TASK TO COMPLETE:
Omit every image, and transcribe the remaining entries exactly as given.

SOURCE DATA:
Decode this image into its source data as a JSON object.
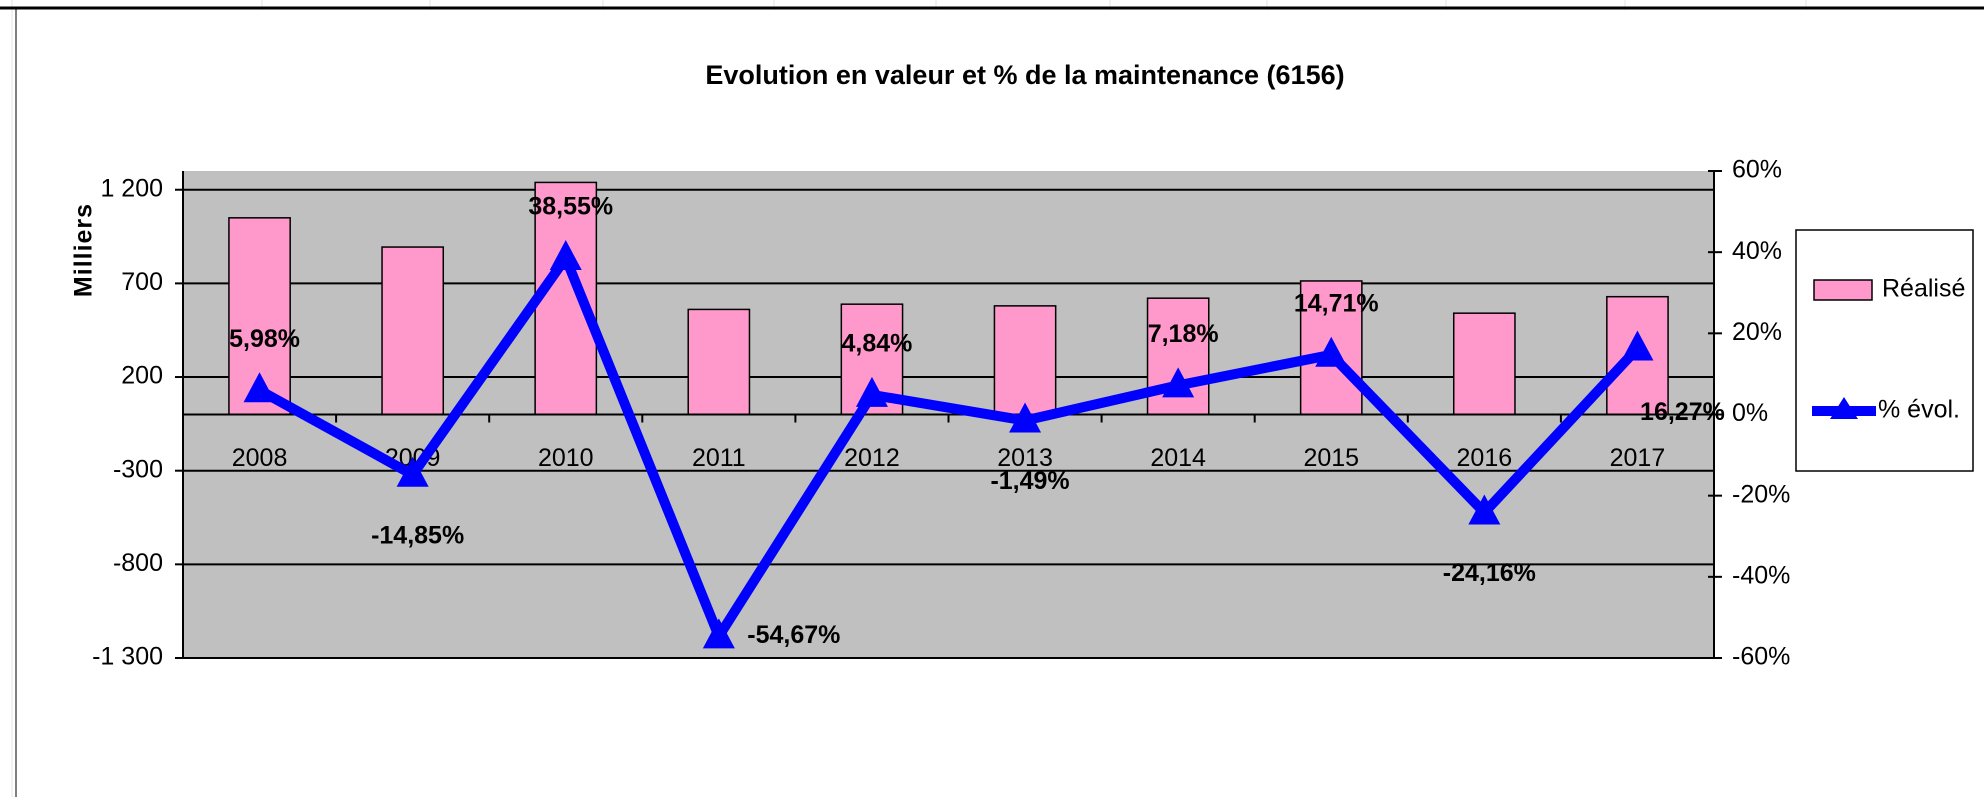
{
  "chart_data": {
    "type": "bar-line",
    "title": "Evolution en valeur et % de la maintenance (6156)",
    "y_label": "Milliers",
    "categories": [
      "2008",
      "2009",
      "2010",
      "2011",
      "2012",
      "2013",
      "2014",
      "2015",
      "2016",
      "2017"
    ],
    "series": [
      {
        "name": "Réalisé",
        "type": "bar",
        "color": "#ff99cc",
        "values": [
          1050,
          894,
          1239,
          561,
          589,
          580,
          621,
          713,
          541,
          629
        ]
      },
      {
        "name": "% évol.",
        "type": "line",
        "axis": "y2",
        "color": "#0000ff",
        "values": [
          5.98,
          -14.85,
          38.55,
          -54.67,
          4.84,
          -1.49,
          7.18,
          14.71,
          -24.16,
          16.27
        ],
        "value_labels": [
          "5,98%",
          "-14,85%",
          "38,55%",
          "-54,67%",
          "4,84%",
          "-1,49%",
          "7,18%",
          "14,71%",
          "-24,16%",
          "16,27%"
        ]
      }
    ],
    "ylim": [
      -1300,
      1300
    ],
    "yticks": [
      {
        "value": -1300,
        "label": "-1 300"
      },
      -800,
      -300,
      200,
      700,
      {
        "value": 1200,
        "label": "1 200"
      }
    ],
    "y2lim": [
      -60,
      60
    ],
    "y2ticks": [
      {
        "value": -60,
        "label": "-60%"
      },
      {
        "value": -40,
        "label": "-40%"
      },
      {
        "value": -20,
        "label": "-20%"
      },
      {
        "value": 0,
        "label": "0%"
      },
      {
        "value": 20,
        "label": "20%"
      },
      {
        "value": 40,
        "label": "40%"
      },
      {
        "value": 60,
        "label": "60%"
      }
    ],
    "grid": true,
    "legend": "right",
    "plot_background": "#c0c0c0"
  }
}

RESULT OF THE EXERCISE:
Decode this image into its source data as a JSON object.
{
  "chart_data": {
    "type": "bar-line",
    "title": "Evolution en valeur et % de la maintenance (6156)",
    "y_label": "Milliers",
    "categories": [
      "2008",
      "2009",
      "2010",
      "2011",
      "2012",
      "2013",
      "2014",
      "2015",
      "2016",
      "2017"
    ],
    "series": [
      {
        "name": "Réalisé",
        "type": "bar",
        "color": "#ff99cc",
        "values": [
          1050,
          894,
          1239,
          561,
          589,
          580,
          621,
          713,
          541,
          629
        ]
      },
      {
        "name": "% évol.",
        "type": "line",
        "axis": "y2",
        "color": "#0000ff",
        "values": [
          5.98,
          -14.85,
          38.55,
          -54.67,
          4.84,
          -1.49,
          7.18,
          14.71,
          -24.16,
          16.27
        ],
        "value_labels": [
          "5,98%",
          "-14,85%",
          "38,55%",
          "-54,67%",
          "4,84%",
          "-1,49%",
          "7,18%",
          "14,71%",
          "-24,16%",
          "16,27%"
        ]
      }
    ],
    "ylim": [
      -1300,
      1300
    ],
    "yticks": [
      {
        "value": -1300,
        "label": "-1 300"
      },
      -800,
      -300,
      200,
      700,
      {
        "value": 1200,
        "label": "1 200"
      }
    ],
    "y2lim": [
      -60,
      60
    ],
    "y2ticks": [
      {
        "value": -60,
        "label": "-60%"
      },
      {
        "value": -40,
        "label": "-40%"
      },
      {
        "value": -20,
        "label": "-20%"
      },
      {
        "value": 0,
        "label": "0%"
      },
      {
        "value": 20,
        "label": "20%"
      },
      {
        "value": 40,
        "label": "40%"
      },
      {
        "value": 60,
        "label": "60%"
      }
    ],
    "grid": true,
    "legend": "right",
    "plot_background": "#c0c0c0"
  }
}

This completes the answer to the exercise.